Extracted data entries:
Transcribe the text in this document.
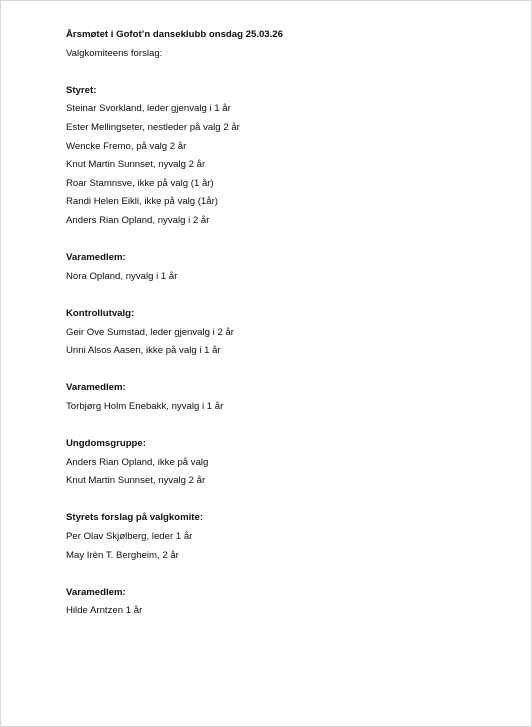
Årsmøtet i Gofot’n danseklubb onsdag 25.03.26
Valgkomiteens forslag:
Styret:
Steinar Svorkland, leder gjenvalg i 1 år
Ester Mellingseter, nestleder på valg 2 år
Wencke Fremo, på valg 2 år
Knut Martin Sunnset, nyvalg 2 år
Roar Stamnsve, ikke på valg (1 år)
Randi Helen Eikli, ikke på valg (1år)
Anders Rian Opland, nyvalg i 2 år
Varamedlem:
Nora Opland, nyvalg i 1 år
Kontrollutvalg:
Geir Ove Sumstad, leder gjenvalg i 2 år
Unni Alsos Aasen, ikke på valg i 1 år
Varamedlem:
Torbjørg Holm Enebakk, nyvalg i 1 år
Ungdomsgruppe:
Anders Rian Opland, ikke på valg
Knut Martin Sunnset, nyvalg 2 år
Styrets forslag på valgkomite:
Per Olav Skjølberg, leder 1 år
May Irèn T. Bergheim, 2 år
Varamedlem:
Hilde Arntzen 1 år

[GIVEN INSTRUCTION]
Reproduce each entry verbatim, excluding any embedded images.

[IN RESPONSE]
Transcribe the text in this document.
Årsmøtet i Gofot’n danseklubb onsdag 25.03.26
Valgkomiteens forslag:
Styret:
Steinar Svorkland, leder gjenvalg i 1 år
Ester Mellingseter, nestleder på valg 2 år
Wencke Fremo, på valg 2 år
Knut Martin Sunnset, nyvalg 2 år
Roar Stamnsve, ikke på valg (1 år)
Randi Helen Eikli, ikke på valg (1år)
Anders Rian Opland, nyvalg i 2 år
Varamedlem:
Nora Opland, nyvalg i 1 år
Kontrollutvalg:
Geir Ove Sumstad, leder gjenvalg i 2 år
Unni Alsos Aasen, ikke på valg i 1 år
Varamedlem:
Torbjørg Holm Enebakk, nyvalg i 1 år
Ungdomsgruppe:
Anders Rian Opland, ikke på valg
Knut Martin Sunnset, nyvalg 2 år
Styrets forslag på valgkomite:
Per Olav Skjølberg, leder 1 år
May Irèn T. Bergheim, 2 år
Varamedlem:
Hilde Arntzen 1 år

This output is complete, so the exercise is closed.